**Stored records**
========

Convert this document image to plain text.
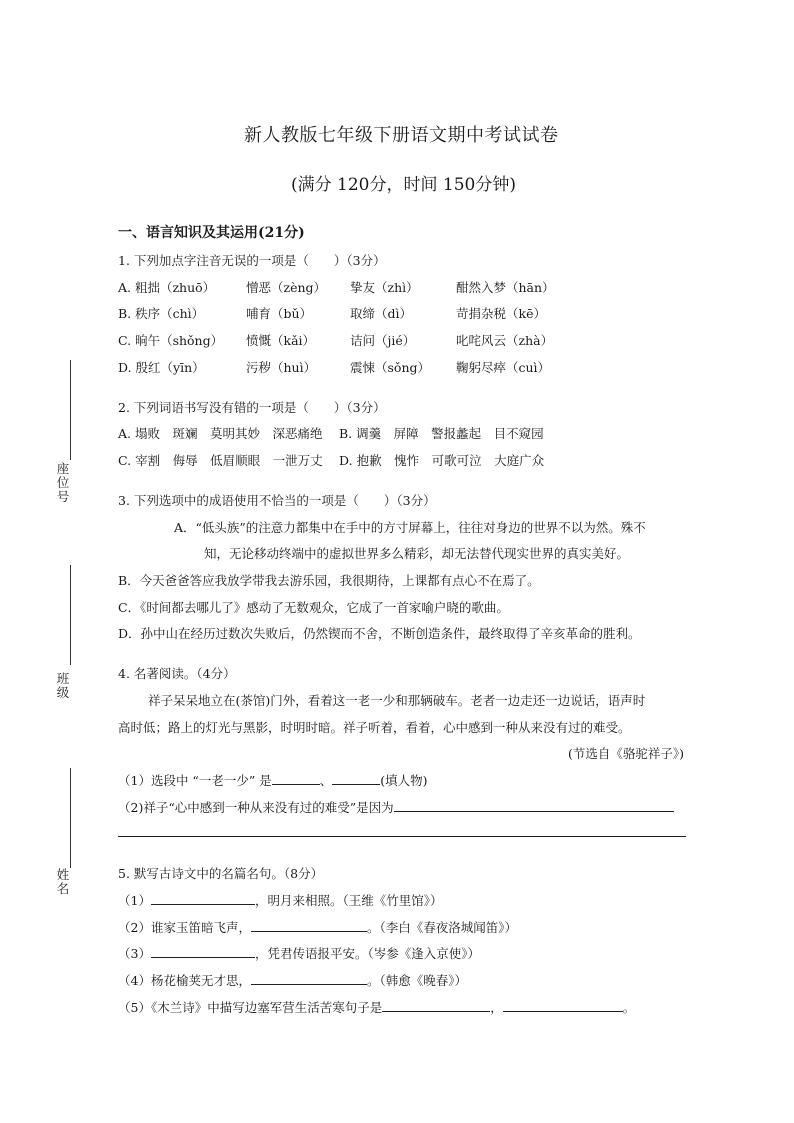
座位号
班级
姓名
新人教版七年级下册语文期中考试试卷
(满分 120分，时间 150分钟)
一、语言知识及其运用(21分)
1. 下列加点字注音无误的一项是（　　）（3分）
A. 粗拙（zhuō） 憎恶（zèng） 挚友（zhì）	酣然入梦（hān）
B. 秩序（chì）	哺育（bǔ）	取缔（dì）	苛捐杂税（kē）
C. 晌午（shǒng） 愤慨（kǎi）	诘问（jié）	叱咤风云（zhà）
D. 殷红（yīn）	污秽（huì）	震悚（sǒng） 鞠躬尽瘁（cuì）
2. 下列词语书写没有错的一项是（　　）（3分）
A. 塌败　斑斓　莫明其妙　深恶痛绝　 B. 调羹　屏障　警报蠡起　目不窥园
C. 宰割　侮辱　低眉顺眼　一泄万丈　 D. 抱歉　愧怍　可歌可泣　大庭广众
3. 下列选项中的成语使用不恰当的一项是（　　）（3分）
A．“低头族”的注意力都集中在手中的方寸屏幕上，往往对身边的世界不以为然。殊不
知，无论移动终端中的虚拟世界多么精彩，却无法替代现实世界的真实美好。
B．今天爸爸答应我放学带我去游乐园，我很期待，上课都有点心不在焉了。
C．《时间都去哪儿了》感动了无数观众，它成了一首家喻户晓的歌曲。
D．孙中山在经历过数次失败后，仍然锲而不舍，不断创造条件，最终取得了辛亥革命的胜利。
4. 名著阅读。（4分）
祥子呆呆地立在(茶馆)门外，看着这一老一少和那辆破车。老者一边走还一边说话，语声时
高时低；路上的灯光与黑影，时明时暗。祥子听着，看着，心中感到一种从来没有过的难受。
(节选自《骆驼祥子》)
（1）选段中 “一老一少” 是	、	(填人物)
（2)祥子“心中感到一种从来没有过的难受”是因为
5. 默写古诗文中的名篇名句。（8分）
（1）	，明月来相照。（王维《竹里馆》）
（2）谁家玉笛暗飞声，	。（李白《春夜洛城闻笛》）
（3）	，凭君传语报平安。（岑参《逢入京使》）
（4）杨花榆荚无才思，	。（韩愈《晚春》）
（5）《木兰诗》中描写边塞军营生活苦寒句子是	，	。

========

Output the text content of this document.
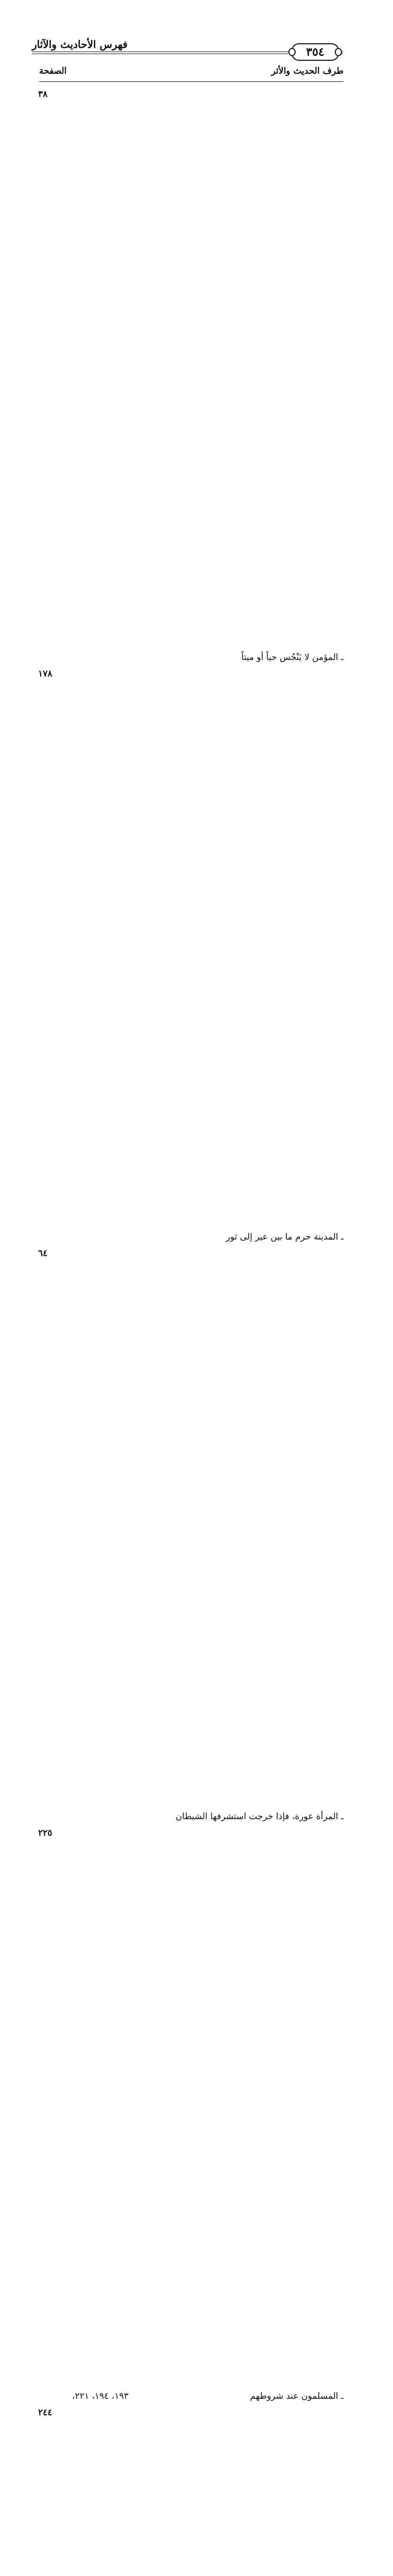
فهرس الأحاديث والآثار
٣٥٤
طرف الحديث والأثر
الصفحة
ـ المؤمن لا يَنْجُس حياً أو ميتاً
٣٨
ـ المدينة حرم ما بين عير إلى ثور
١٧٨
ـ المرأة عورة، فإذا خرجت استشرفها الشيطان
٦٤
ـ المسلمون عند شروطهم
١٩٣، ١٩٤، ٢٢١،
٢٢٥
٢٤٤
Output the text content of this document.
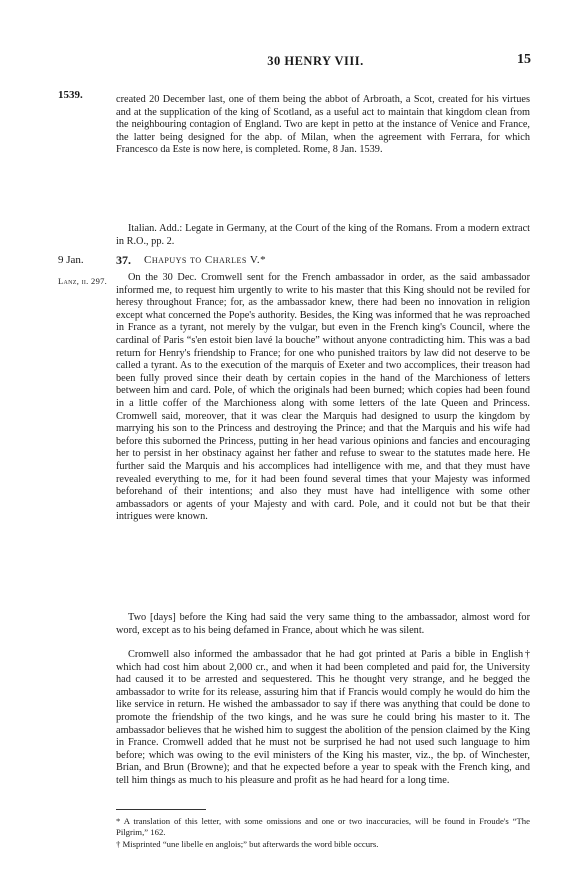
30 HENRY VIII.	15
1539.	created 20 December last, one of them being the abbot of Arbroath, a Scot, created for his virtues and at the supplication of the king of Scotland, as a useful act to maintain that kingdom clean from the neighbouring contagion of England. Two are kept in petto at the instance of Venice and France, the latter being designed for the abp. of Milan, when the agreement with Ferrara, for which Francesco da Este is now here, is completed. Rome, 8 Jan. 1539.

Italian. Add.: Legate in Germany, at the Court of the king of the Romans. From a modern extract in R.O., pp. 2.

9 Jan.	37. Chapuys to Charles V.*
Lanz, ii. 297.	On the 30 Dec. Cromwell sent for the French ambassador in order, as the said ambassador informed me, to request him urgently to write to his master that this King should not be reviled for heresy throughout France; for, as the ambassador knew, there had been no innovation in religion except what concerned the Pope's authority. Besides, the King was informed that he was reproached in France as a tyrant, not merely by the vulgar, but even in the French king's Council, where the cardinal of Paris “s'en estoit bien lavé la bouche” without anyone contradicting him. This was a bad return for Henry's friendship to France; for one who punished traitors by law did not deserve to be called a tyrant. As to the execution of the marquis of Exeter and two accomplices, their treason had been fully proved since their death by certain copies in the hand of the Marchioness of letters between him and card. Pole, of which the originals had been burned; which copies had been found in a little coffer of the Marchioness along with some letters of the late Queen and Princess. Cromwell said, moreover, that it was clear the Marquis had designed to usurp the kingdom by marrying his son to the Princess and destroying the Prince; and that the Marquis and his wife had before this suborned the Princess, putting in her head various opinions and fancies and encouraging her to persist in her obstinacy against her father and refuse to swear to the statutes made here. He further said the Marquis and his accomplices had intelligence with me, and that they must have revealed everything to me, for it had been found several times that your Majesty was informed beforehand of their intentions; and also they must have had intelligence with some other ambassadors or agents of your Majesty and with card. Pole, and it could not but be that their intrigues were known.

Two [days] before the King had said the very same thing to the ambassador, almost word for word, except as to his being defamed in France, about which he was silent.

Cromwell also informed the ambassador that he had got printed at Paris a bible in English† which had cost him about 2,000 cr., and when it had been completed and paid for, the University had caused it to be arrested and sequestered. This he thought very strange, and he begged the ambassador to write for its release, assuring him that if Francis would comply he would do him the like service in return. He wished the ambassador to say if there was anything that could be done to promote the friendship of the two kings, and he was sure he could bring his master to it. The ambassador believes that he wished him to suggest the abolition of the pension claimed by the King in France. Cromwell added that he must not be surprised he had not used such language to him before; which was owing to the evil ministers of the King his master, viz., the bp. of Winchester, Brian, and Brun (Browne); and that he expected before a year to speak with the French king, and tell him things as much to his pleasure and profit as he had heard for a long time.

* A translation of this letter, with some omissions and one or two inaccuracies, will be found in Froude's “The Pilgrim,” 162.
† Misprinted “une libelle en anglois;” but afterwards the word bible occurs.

========

Copy every line that includes the string "word" from the material above.

**Written response**
Two [days] before the King had said the very same thing to the ambassador, almost word for word, except as to his being defamed in France, about which he was silent.
† Misprinted “une libelle en anglois;” but afterwards the word bible occurs.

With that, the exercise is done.